▶ **Short exercise**
Report how many lines contain the word "Standardní", with no other text.

# # # # #

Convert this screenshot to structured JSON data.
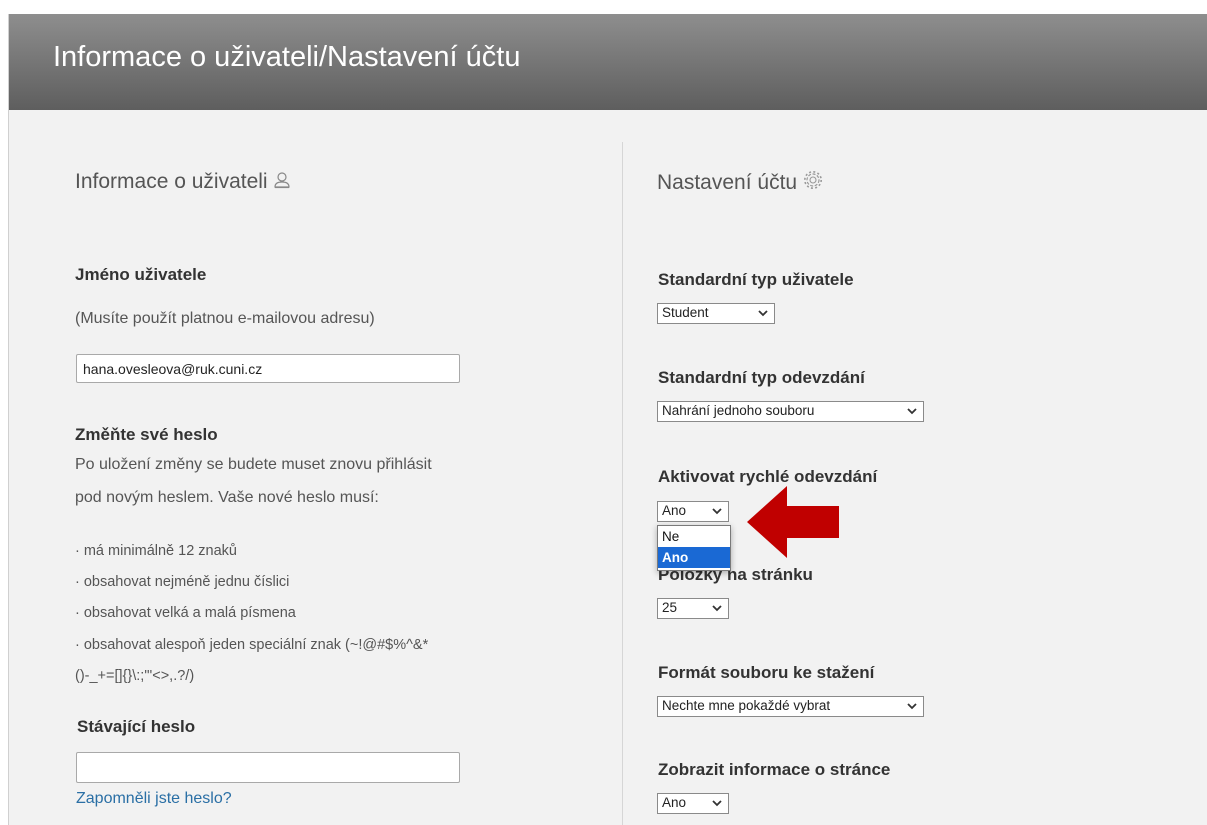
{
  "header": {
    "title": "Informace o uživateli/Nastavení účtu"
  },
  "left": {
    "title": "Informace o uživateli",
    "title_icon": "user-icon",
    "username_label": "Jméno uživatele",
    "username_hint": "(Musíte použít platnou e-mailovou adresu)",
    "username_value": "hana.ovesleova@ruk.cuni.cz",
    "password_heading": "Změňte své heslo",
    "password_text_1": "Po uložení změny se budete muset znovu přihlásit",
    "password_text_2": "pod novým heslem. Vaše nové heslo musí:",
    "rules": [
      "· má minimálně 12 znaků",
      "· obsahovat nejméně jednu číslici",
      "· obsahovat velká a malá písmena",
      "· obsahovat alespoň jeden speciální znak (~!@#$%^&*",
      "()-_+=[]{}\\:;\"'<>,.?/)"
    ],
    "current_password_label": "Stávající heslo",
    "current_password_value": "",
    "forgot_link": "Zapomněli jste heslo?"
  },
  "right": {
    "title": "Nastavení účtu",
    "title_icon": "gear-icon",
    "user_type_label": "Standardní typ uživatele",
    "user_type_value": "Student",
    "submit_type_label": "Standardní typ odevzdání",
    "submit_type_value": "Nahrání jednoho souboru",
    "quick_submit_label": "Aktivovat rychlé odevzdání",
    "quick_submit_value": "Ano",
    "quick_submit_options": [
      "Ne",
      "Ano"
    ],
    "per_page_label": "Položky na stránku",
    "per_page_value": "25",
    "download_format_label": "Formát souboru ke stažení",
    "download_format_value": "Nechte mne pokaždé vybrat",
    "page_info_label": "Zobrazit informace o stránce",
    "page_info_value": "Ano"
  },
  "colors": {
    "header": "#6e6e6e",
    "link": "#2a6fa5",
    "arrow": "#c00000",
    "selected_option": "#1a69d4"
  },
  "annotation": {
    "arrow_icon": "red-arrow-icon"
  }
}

# # # # #

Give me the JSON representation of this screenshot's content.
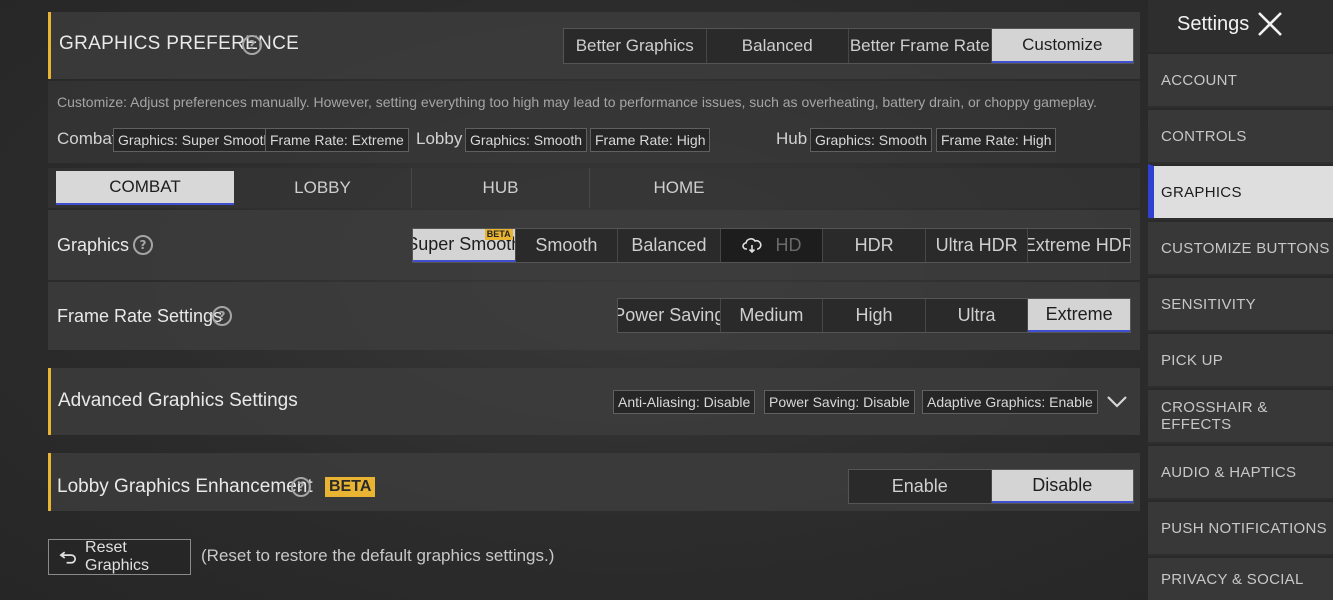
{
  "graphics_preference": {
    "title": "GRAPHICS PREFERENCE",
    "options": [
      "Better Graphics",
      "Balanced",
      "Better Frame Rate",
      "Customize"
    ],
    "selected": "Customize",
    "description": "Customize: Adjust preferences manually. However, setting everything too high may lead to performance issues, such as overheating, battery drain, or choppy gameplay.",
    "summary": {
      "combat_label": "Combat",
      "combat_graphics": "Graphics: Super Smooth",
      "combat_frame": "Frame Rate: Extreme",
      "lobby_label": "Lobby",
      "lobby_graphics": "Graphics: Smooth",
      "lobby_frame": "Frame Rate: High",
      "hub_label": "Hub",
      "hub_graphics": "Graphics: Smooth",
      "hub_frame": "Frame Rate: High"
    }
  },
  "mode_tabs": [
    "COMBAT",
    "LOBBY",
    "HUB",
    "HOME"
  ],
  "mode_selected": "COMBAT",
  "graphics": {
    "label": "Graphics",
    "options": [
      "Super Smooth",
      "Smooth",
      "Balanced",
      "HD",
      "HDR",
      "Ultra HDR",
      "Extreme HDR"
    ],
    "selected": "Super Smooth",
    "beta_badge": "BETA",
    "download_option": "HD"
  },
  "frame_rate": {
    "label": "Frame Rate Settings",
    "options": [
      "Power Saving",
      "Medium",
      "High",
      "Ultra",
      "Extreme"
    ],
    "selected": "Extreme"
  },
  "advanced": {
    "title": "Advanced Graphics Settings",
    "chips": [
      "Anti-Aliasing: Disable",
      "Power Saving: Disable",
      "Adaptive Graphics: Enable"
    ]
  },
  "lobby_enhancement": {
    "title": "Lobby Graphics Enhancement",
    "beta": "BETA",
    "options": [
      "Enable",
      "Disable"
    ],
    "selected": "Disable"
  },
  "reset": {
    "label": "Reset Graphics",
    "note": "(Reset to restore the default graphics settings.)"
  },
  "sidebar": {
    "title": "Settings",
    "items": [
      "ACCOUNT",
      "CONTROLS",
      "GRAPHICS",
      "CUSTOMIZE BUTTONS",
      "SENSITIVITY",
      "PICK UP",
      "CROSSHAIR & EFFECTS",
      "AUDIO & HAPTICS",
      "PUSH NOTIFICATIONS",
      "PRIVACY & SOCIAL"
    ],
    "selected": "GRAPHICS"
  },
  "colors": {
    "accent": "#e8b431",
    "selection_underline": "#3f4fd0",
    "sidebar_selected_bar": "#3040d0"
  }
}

# # # # #

▶ **Final result**
2